**TASK STATEMENT:**
Considering the entries that follow, report how many lines include the string "JSON", giving the number alone.

- Opening Delimiter -

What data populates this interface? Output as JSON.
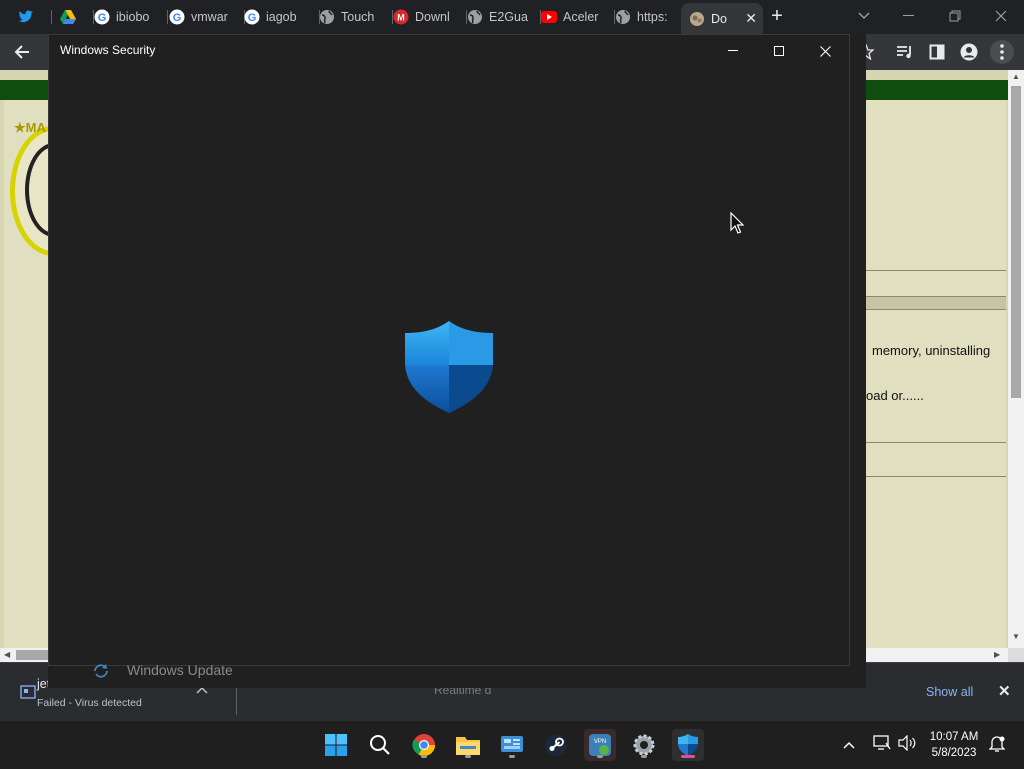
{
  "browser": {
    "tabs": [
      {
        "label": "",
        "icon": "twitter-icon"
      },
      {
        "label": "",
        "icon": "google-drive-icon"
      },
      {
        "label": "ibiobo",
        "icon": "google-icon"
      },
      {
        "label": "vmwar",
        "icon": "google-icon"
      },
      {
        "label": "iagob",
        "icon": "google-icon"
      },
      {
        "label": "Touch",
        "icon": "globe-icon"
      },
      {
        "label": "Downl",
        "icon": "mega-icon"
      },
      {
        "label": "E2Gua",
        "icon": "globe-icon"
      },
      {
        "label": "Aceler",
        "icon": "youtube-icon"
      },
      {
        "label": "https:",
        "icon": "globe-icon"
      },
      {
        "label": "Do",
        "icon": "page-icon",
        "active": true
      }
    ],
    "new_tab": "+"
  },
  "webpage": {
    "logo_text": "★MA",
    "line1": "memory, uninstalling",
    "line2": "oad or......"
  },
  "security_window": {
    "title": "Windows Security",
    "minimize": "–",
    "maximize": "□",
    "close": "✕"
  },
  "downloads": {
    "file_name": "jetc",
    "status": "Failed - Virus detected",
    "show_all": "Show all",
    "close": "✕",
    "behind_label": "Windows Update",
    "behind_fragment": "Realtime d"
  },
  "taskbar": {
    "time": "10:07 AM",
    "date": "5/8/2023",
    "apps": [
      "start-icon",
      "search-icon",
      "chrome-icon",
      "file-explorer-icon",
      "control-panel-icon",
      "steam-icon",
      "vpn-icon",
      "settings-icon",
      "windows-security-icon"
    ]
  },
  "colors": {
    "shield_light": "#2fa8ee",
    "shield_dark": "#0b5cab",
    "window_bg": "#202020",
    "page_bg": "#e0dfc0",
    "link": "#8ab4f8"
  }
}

- Closing Delimiter -
- Opening Delimiter -

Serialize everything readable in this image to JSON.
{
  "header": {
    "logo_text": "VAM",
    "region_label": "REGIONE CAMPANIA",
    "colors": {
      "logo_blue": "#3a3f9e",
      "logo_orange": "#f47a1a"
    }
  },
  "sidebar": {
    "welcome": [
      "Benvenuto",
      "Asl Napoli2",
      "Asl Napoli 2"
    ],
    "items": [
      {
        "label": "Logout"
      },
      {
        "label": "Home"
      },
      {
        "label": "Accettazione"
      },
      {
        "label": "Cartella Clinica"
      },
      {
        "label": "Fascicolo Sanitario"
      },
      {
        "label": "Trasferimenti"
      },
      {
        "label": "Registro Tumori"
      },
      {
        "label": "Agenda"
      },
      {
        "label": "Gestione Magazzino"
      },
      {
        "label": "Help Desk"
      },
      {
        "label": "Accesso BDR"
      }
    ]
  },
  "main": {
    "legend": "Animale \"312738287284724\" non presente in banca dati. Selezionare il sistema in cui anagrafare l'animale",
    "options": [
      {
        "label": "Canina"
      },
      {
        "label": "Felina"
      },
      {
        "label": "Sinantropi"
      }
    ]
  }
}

- Closing Delimiter -

**EXERCISE ANSWER:**
2